## REQUIREMENT
Please count the lines in the listing below where the word "unit" appears. Give the number only.

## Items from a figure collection
* begin *

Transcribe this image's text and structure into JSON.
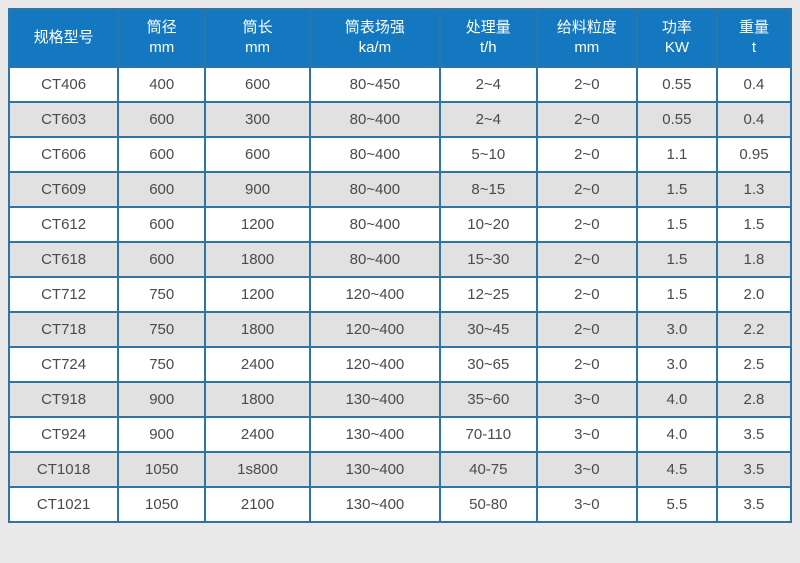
{
  "chart_data": {
    "type": "table",
    "columns": [
      {
        "label": "规格型号",
        "unit": ""
      },
      {
        "label": "筒径",
        "unit": "mm"
      },
      {
        "label": "筒长",
        "unit": "mm"
      },
      {
        "label": "筒表场强",
        "unit": "ka/m"
      },
      {
        "label": "处理量",
        "unit": "t/h"
      },
      {
        "label": "给料粒度",
        "unit": "mm"
      },
      {
        "label": "功率",
        "unit": "KW"
      },
      {
        "label": "重量",
        "unit": "t"
      }
    ],
    "rows": [
      [
        "CT406",
        "400",
        "600",
        "80~450",
        "2~4",
        "2~0",
        "0.55",
        "0.4"
      ],
      [
        "CT603",
        "600",
        "300",
        "80~400",
        "2~4",
        "2~0",
        "0.55",
        "0.4"
      ],
      [
        "CT606",
        "600",
        "600",
        "80~400",
        "5~10",
        "2~0",
        "1.1",
        "0.95"
      ],
      [
        "CT609",
        "600",
        "900",
        "80~400",
        "8~15",
        "2~0",
        "1.5",
        "1.3"
      ],
      [
        "CT612",
        "600",
        "1200",
        "80~400",
        "10~20",
        "2~0",
        "1.5",
        "1.5"
      ],
      [
        "CT618",
        "600",
        "1800",
        "80~400",
        "15~30",
        "2~0",
        "1.5",
        "1.8"
      ],
      [
        "CT712",
        "750",
        "1200",
        "120~400",
        "12~25",
        "2~0",
        "1.5",
        "2.0"
      ],
      [
        "CT718",
        "750",
        "1800",
        "120~400",
        "30~45",
        "2~0",
        "3.0",
        "2.2"
      ],
      [
        "CT724",
        "750",
        "2400",
        "120~400",
        "30~65",
        "2~0",
        "3.0",
        "2.5"
      ],
      [
        "CT918",
        "900",
        "1800",
        "130~400",
        "35~60",
        "3~0",
        "4.0",
        "2.8"
      ],
      [
        "CT924",
        "900",
        "2400",
        "130~400",
        "70-110",
        "3~0",
        "4.0",
        "3.5"
      ],
      [
        "CT1018",
        "1050",
        "1s800",
        "130~400",
        "40-75",
        "3~0",
        "4.5",
        "3.5"
      ],
      [
        "CT1021",
        "1050",
        "2100",
        "130~400",
        "50-80",
        "3~0",
        "5.5",
        "3.5"
      ]
    ]
  },
  "colors": {
    "header_bg": "#1478c0",
    "header_text": "#ffffff",
    "border": "#2e74a4",
    "row_alt_bg": "#e1e1e1",
    "page_bg": "#e9e9e9",
    "body_text": "#4a4a4a"
  }
}
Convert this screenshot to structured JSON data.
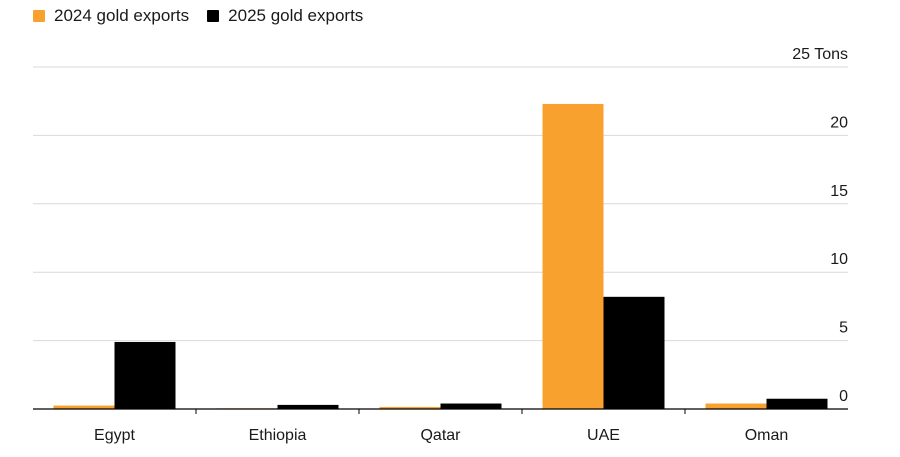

* end *

## FULL ANSWER
8